● PROBLEM:
Collect every line in the records below that contains the word "CH₃NH₃".

begin MATERIAL PROVIDED

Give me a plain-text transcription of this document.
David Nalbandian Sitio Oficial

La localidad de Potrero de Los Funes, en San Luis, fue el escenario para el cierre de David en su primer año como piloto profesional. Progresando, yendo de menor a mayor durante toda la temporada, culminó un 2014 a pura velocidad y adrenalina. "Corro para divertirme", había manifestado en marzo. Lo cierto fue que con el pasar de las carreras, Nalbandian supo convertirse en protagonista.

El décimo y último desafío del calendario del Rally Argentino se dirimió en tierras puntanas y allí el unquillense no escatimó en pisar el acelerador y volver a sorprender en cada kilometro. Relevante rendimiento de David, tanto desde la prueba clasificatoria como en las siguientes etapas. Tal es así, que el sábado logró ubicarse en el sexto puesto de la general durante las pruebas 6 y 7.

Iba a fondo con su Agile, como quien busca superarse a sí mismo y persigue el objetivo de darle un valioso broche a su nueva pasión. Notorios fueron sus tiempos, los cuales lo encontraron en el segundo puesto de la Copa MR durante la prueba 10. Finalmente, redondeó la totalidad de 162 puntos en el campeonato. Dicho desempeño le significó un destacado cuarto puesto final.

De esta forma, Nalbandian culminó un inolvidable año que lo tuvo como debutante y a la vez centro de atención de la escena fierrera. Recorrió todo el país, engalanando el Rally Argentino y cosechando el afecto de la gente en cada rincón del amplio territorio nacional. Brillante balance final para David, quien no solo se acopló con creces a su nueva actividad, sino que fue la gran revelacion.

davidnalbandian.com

end MATERIAL PROVIDED
begin MATERIAL PROVIDED

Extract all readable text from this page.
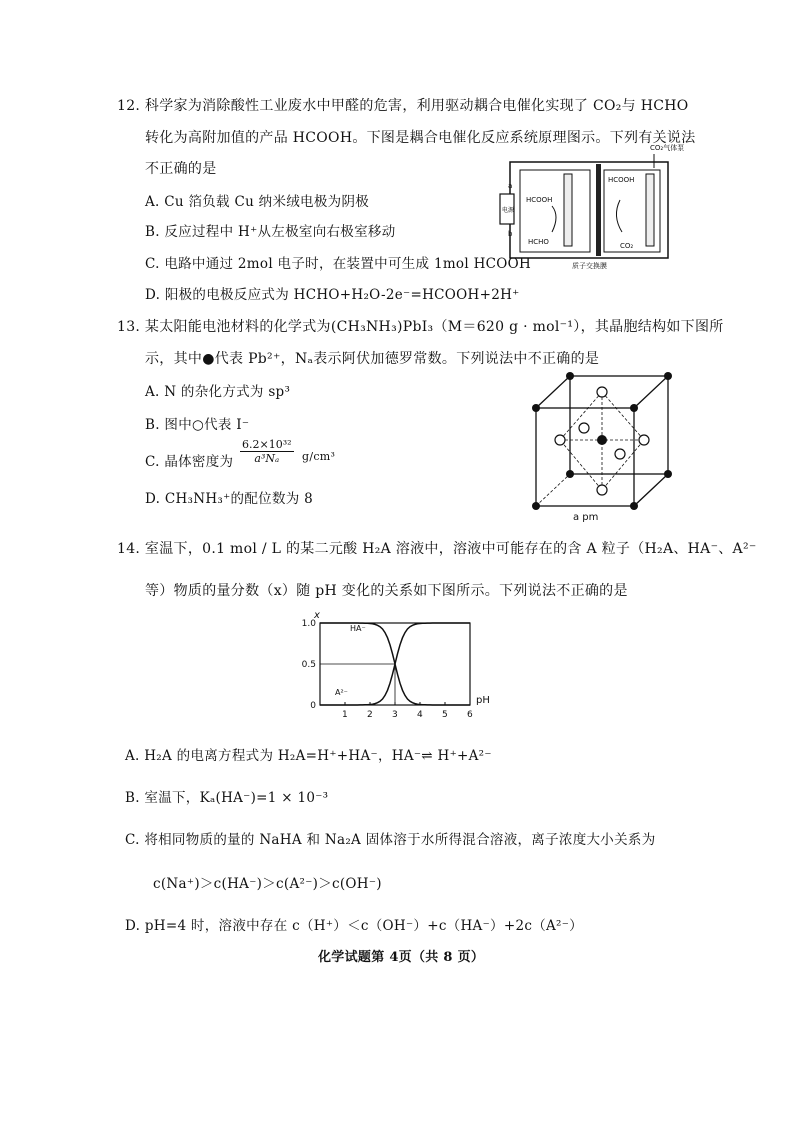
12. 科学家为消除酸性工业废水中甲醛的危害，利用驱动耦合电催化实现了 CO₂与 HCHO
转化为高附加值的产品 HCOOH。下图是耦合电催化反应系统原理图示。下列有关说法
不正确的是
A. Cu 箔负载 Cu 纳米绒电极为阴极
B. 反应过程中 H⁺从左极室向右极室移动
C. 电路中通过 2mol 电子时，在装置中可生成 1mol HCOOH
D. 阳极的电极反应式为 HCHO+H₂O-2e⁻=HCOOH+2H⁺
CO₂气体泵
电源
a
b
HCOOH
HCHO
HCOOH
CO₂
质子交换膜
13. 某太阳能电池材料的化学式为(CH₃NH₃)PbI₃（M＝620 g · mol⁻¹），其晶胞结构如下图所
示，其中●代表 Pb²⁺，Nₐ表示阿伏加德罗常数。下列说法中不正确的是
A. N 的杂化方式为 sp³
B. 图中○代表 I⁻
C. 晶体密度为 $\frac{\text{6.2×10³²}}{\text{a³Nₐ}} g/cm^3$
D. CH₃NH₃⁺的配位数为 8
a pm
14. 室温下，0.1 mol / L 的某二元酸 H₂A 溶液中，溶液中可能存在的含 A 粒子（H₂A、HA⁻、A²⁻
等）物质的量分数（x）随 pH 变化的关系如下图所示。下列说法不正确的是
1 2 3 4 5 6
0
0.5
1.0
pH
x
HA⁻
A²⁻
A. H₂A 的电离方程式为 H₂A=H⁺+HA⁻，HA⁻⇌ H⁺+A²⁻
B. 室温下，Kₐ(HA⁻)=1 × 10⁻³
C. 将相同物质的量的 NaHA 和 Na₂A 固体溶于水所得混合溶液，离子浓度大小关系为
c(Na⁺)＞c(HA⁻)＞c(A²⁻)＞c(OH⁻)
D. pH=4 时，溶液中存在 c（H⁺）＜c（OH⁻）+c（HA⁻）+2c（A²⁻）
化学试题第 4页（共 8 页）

end MATERIAL PROVIDED

● TASK ANSWER:
13. 某太阳能电池材料的化学式为(CH₃NH₃)PbI₃（M＝620 g · mol⁻¹），其晶胞结构如下图所
D. CH₃NH₃⁺的配位数为 8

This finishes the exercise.